■ **To do**: Filter the entries and keep only the lines where the string "structured" appears.
** start Information given **
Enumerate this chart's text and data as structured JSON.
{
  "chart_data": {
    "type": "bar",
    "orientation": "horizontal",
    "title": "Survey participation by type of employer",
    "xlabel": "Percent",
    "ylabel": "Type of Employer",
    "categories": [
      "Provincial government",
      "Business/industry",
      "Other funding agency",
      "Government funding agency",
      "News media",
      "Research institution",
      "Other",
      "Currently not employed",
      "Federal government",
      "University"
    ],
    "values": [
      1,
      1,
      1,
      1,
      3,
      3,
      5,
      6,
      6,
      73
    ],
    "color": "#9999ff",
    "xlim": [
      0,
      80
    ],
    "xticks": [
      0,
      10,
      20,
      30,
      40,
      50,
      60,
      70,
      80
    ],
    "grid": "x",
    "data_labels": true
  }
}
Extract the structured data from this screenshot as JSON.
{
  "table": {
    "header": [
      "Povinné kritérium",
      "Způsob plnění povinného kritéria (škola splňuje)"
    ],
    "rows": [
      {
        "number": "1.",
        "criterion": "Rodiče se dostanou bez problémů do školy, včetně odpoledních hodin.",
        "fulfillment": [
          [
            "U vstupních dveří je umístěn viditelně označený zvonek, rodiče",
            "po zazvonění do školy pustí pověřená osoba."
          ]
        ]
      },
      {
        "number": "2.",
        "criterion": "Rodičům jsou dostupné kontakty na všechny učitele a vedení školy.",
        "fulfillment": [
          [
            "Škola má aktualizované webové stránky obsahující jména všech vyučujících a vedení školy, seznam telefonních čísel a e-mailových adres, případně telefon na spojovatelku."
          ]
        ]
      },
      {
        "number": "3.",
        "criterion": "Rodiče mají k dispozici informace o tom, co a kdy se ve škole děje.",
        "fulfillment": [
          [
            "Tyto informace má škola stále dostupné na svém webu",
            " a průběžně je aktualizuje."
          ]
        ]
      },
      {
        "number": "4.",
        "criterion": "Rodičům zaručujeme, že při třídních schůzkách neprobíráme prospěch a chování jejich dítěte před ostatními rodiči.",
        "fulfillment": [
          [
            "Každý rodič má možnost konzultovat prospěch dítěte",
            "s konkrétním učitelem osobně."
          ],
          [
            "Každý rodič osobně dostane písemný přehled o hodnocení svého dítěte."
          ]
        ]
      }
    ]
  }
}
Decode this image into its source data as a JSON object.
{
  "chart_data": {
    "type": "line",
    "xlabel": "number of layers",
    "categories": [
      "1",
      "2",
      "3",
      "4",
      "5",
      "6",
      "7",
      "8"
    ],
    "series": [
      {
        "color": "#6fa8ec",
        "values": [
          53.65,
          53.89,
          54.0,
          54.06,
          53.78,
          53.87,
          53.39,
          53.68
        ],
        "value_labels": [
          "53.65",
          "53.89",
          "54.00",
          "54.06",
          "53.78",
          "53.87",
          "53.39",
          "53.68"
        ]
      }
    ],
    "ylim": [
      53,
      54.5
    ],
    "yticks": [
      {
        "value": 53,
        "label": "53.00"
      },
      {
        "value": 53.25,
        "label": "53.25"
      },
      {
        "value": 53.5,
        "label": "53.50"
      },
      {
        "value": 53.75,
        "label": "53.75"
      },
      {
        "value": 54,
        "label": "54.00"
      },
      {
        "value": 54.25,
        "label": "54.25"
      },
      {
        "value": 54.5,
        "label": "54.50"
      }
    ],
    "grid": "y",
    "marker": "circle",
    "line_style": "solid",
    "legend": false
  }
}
** end Information given **
■ **Task response**:
Enumerate this chart's text and data as structured JSON.
Extract the structured data from this screenshot as JSON.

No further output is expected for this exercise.